YOUR OBJECTIVE> The records are to be restated in their entirety, word for word.
***** EXERCISE MATERIAL
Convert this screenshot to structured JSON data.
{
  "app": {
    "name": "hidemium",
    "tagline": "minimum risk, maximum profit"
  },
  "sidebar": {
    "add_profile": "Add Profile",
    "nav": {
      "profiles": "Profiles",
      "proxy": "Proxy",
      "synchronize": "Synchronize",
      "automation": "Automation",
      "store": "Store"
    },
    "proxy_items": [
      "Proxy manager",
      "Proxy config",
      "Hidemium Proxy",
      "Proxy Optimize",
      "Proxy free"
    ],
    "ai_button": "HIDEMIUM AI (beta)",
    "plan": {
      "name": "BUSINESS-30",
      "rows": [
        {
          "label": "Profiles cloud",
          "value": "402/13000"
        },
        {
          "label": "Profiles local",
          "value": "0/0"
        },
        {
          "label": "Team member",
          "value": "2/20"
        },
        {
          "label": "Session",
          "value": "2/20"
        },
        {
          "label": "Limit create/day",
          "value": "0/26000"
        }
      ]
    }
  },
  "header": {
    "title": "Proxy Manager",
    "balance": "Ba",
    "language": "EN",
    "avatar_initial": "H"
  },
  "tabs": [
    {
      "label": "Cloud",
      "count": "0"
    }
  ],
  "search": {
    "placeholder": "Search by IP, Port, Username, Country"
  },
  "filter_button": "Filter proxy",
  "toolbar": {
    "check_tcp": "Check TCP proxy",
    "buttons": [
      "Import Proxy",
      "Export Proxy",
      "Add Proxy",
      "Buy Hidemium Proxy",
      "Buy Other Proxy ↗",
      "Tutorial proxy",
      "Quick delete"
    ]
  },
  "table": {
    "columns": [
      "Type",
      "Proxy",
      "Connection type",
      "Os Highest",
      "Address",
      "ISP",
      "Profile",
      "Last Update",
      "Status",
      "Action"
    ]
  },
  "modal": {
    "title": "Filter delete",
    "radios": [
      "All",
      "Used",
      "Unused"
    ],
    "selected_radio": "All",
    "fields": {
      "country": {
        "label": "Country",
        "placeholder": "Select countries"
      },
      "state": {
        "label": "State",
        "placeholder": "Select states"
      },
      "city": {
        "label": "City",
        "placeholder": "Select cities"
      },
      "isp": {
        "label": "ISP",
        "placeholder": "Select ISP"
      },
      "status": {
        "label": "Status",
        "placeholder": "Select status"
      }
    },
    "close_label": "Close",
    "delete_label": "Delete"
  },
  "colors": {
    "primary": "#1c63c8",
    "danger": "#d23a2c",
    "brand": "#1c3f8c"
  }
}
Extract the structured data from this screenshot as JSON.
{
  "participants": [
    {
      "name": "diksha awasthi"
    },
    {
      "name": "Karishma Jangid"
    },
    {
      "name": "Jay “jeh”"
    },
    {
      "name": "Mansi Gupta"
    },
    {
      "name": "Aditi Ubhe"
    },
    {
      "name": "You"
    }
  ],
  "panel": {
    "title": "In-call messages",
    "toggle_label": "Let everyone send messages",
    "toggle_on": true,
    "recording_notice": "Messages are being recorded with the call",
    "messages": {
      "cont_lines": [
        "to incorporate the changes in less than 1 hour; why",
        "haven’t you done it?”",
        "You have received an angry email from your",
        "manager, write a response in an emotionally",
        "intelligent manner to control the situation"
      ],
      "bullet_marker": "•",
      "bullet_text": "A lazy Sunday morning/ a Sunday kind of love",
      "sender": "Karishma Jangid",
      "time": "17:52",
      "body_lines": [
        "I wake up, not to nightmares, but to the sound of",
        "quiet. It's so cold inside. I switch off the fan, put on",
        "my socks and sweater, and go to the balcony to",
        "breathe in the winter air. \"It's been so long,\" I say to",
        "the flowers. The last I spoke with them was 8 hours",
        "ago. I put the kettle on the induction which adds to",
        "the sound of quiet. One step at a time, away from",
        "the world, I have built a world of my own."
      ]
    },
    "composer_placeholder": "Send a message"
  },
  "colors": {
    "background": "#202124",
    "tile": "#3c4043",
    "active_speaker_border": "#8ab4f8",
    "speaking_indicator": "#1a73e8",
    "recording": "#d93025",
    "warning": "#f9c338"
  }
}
**********
CORRECT RESPONSE>
Convert this screenshot to structured JSON data.
{
  "app": {
    "name": "hidemium",
    "tagline": "minimum risk, maximum profit"
  },
  "sidebar": {
    "add_profile": "Add Profile",
    "nav": {
      "profiles": "Profiles",
      "proxy": "Proxy",
      "synchronize": "Synchronize",
      "automation": "Automation",
      "store": "Store"
    },
    "proxy_items": [
      "Proxy manager",
      "Proxy config",
      "Hidemium Proxy",
      "Proxy Optimize",
      "Proxy free"
    ],
    "ai_button": "HIDEMIUM AI (beta)",
    "plan": {
      "name": "BUSINESS-30",
      "rows": [
        {
          "label": "Profiles cloud",
          "value": "402/13000"
        },
        {
          "label": "Profiles local",
          "value": "0/0"
        },
        {
          "label": "Team member",
          "value": "2/20"
        },
        {
          "label": "Session",
          "value": "2/20"
        },
        {
          "label": "Limit create/day",
          "value": "0/26000"
        }
      ]
    }
  },
  "header": {
    "title": "Proxy Manager",
    "balance": "Ba",
    "language": "EN",
    "avatar_initial": "H"
  },
  "tabs": [
    {
      "label": "Cloud",
      "count": "0"
    }
  ],
  "search": {
    "placeholder": "Search by IP, Port, Username, Country"
  },
  "filter_button": "Filter proxy",
  "toolbar": {
    "check_tcp": "Check TCP proxy",
    "buttons": [
      "Import Proxy",
      "Export Proxy",
      "Add Proxy",
      "Buy Hidemium Proxy",
      "Buy Other Proxy ↗",
      "Tutorial proxy",
      "Quick delete"
    ]
  },
  "table": {
    "columns": [
      "Type",
      "Proxy",
      "Connection type",
      "Os Highest",
      "Address",
      "ISP",
      "Profile",
      "Last Update",
      "Status",
      "Action"
    ]
  },
  "modal": {
    "title": "Filter delete",
    "radios": [
      "All",
      "Used",
      "Unused"
    ],
    "selected_radio": "All",
    "fields": {
      "country": {
        "label": "Country",
        "placeholder": "Select countries"
      },
      "state": {
        "label": "State",
        "placeholder": "Select states"
      },
      "city": {
        "label": "City",
        "placeholder": "Select cities"
      },
      "isp": {
        "label": "ISP",
        "placeholder": "Select ISP"
      },
      "status": {
        "label": "Status",
        "placeholder": "Select status"
      }
    },
    "close_label": "Close",
    "delete_label": "Delete"
  },
  "colors": {
    "primary": "#1c63c8",
    "danger": "#d23a2c",
    "brand": "#1c3f8c"
  }
}
Extract the structured data from this screenshot as JSON.
{
  "participants": [
    {
      "name": "diksha awasthi"
    },
    {
      "name": "Karishma Jangid"
    },
    {
      "name": "Jay “jeh”"
    },
    {
      "name": "Mansi Gupta"
    },
    {
      "name": "Aditi Ubhe"
    },
    {
      "name": "You"
    }
  ],
  "panel": {
    "title": "In-call messages",
    "toggle_label": "Let everyone send messages",
    "toggle_on": true,
    "recording_notice": "Messages are being recorded with the call",
    "messages": {
      "cont_lines": [
        "to incorporate the changes in less than 1 hour; why",
        "haven’t you done it?”",
        "You have received an angry email from your",
        "manager, write a response in an emotionally",
        "intelligent manner to control the situation"
      ],
      "bullet_marker": "•",
      "bullet_text": "A lazy Sunday morning/ a Sunday kind of love",
      "sender": "Karishma Jangid",
      "time": "17:52",
      "body_lines": [
        "I wake up, not to nightmares, but to the sound of",
        "quiet. It's so cold inside. I switch off the fan, put on",
        "my socks and sweater, and go to the balcony to",
        "breathe in the winter air. \"It's been so long,\" I say to",
        "the flowers. The last I spoke with them was 8 hours",
        "ago. I put the kettle on the induction which adds to",
        "the sound of quiet. One step at a time, away from",
        "the world, I have built a world of my own."
      ]
    },
    "composer_placeholder": "Send a message"
  },
  "colors": {
    "background": "#202124",
    "tile": "#3c4043",
    "active_speaker_border": "#8ab4f8",
    "speaking_indicator": "#1a73e8",
    "recording": "#d93025",
    "warning": "#f9c338"
  }
}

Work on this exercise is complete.